Dataset rows
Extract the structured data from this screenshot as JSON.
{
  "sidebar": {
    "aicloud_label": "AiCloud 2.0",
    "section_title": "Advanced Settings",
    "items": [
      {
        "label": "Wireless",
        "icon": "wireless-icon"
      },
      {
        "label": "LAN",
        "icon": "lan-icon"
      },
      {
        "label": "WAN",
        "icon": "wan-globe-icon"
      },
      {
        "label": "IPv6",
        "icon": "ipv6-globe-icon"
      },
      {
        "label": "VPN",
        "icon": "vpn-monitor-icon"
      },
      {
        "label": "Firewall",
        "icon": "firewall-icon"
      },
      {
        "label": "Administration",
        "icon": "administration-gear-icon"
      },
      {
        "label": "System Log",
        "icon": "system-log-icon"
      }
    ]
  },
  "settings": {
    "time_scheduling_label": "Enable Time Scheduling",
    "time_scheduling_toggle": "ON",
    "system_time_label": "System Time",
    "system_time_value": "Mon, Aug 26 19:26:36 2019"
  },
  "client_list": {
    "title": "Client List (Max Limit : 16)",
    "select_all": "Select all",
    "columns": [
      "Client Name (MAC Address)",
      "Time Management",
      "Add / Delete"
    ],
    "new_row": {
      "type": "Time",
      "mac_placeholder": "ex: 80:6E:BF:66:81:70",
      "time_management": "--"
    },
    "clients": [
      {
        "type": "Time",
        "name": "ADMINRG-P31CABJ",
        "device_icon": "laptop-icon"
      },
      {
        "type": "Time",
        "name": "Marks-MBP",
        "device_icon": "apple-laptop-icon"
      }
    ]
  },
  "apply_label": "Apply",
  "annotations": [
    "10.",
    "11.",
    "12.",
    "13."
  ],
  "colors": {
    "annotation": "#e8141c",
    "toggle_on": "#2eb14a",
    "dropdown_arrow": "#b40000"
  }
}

What is required
Please quote the records above exactly, without skipping a line.

Result of this exercise
Extract the structured data from this screenshot as JSON.
{
  "sidebar": {
    "aicloud_label": "AiCloud 2.0",
    "section_title": "Advanced Settings",
    "items": [
      {
        "label": "Wireless",
        "icon": "wireless-icon"
      },
      {
        "label": "LAN",
        "icon": "lan-icon"
      },
      {
        "label": "WAN",
        "icon": "wan-globe-icon"
      },
      {
        "label": "IPv6",
        "icon": "ipv6-globe-icon"
      },
      {
        "label": "VPN",
        "icon": "vpn-monitor-icon"
      },
      {
        "label": "Firewall",
        "icon": "firewall-icon"
      },
      {
        "label": "Administration",
        "icon": "administration-gear-icon"
      },
      {
        "label": "System Log",
        "icon": "system-log-icon"
      }
    ]
  },
  "settings": {
    "time_scheduling_label": "Enable Time Scheduling",
    "time_scheduling_toggle": "ON",
    "system_time_label": "System Time",
    "system_time_value": "Mon, Aug 26 19:26:36 2019"
  },
  "client_list": {
    "title": "Client List (Max Limit : 16)",
    "select_all": "Select all",
    "columns": [
      "Client Name (MAC Address)",
      "Time Management",
      "Add / Delete"
    ],
    "new_row": {
      "type": "Time",
      "mac_placeholder": "ex: 80:6E:BF:66:81:70",
      "time_management": "--"
    },
    "clients": [
      {
        "type": "Time",
        "name": "ADMINRG-P31CABJ",
        "device_icon": "laptop-icon"
      },
      {
        "type": "Time",
        "name": "Marks-MBP",
        "device_icon": "apple-laptop-icon"
      }
    ]
  },
  "apply_label": "Apply",
  "annotations": [
    "10.",
    "11.",
    "12.",
    "13."
  ],
  "colors": {
    "annotation": "#e8141c",
    "toggle_on": "#2eb14a",
    "dropdown_arrow": "#b40000"
  }
}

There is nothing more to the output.